- WHAT TO WORK ON: Extract the records below word for word and ignore the images.

"""

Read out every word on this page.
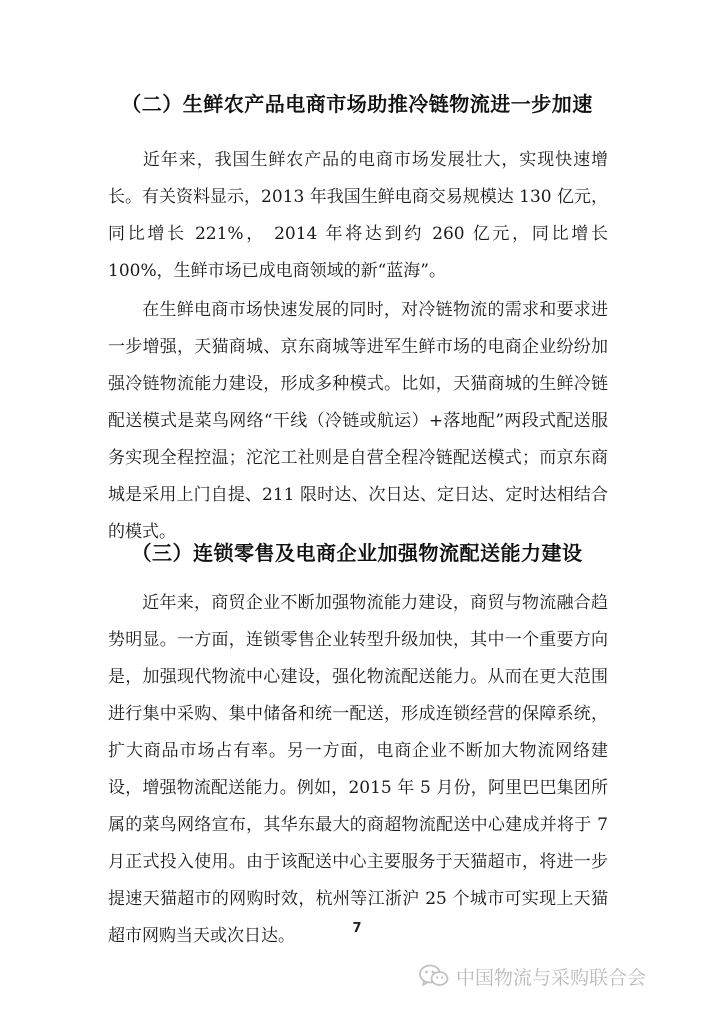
（二）生鲜农产品电商市场助推冷链物流进一步加速
近年来，我国生鲜农产品的电商市场发展壮大，实现快速增长。有关资料显示，2013 年我国生鲜电商交易规模达 130 亿元，同比增长 221%， 2014 年将达到约 260 亿元，同比增长 100%，生鲜市场已成电商领域的新“蓝海”。
在生鲜电商市场快速发展的同时，对冷链物流的需求和要求进一步增强，天猫商城、京东商城等进军生鲜市场的电商企业纷纷加强冷链物流能力建设，形成多种模式。比如，天猫商城的生鲜冷链配送模式是菜鸟网络“干线（冷链或航运）+落地配”两段式配送服务实现全程控温；沱沱工社则是自营全程冷链配送模式；而京东商城是采用上门自提、211 限时达、次日达、定日达、定时达相结合的模式。
（三）连锁零售及电商企业加强物流配送能力建设
近年来，商贸企业不断加强物流能力建设，商贸与物流融合趋势明显。一方面，连锁零售企业转型升级加快，其中一个重要方向是，加强现代物流中心建设，强化物流配送能力。从而在更大范围进行集中采购、集中储备和统一配送，形成连锁经营的保障系统，扩大商品市场占有率。另一方面，电商企业不断加大物流网络建设，增强物流配送能力。例如，2015 年 5 月份，阿里巴巴集团所属的菜鸟网络宣布，其华东最大的商超物流配送中心建成并将于 7 月正式投入使用。由于该配送中心主要服务于天猫超市，将进一步提速天猫超市的网购时效，杭州等江浙沪 25 个城市可实现上天猫超市网购当天或次日达。	7
中国物流与采购联合会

"""

- OUTPUT BELOW:
Read out every word on this page.
（二）生鲜农产品电商市场助推冷链物流进一步加速
近年来，我国生鲜农产品的电商市场发展壮大，实现快速增长。有关资料显示，2013 年我国生鲜电商交易规模达 130 亿元，同比增长 221%， 2014 年将达到约 260 亿元，同比增长 100%，生鲜市场已成电商领域的新“蓝海”。
在生鲜电商市场快速发展的同时，对冷链物流的需求和要求进一步增强，天猫商城、京东商城等进军生鲜市场的电商企业纷纷加强冷链物流能力建设，形成多种模式。比如，天猫商城的生鲜冷链配送模式是菜鸟网络“干线（冷链或航运）+落地配”两段式配送服务实现全程控温；沱沱工社则是自营全程冷链配送模式；而京东商城是采用上门自提、211 限时达、次日达、定日达、定时达相结合的模式。
（三）连锁零售及电商企业加强物流配送能力建设
近年来，商贸企业不断加强物流能力建设，商贸与物流融合趋势明显。一方面，连锁零售企业转型升级加快，其中一个重要方向是，加强现代物流中心建设，强化物流配送能力。从而在更大范围进行集中采购、集中储备和统一配送，形成连锁经营的保障系统，扩大商品市场占有率。另一方面，电商企业不断加大物流网络建设，增强物流配送能力。例如，2015 年 5 月份，阿里巴巴集团所属的菜鸟网络宣布，其华东最大的商超物流配送中心建成并将于 7 月正式投入使用。由于该配送中心主要服务于天猫超市，将进一步提速天猫超市的网购时效，杭州等江浙沪 25 个城市可实现上天猫超市网购当天或次日达。	7
中国物流与采购联合会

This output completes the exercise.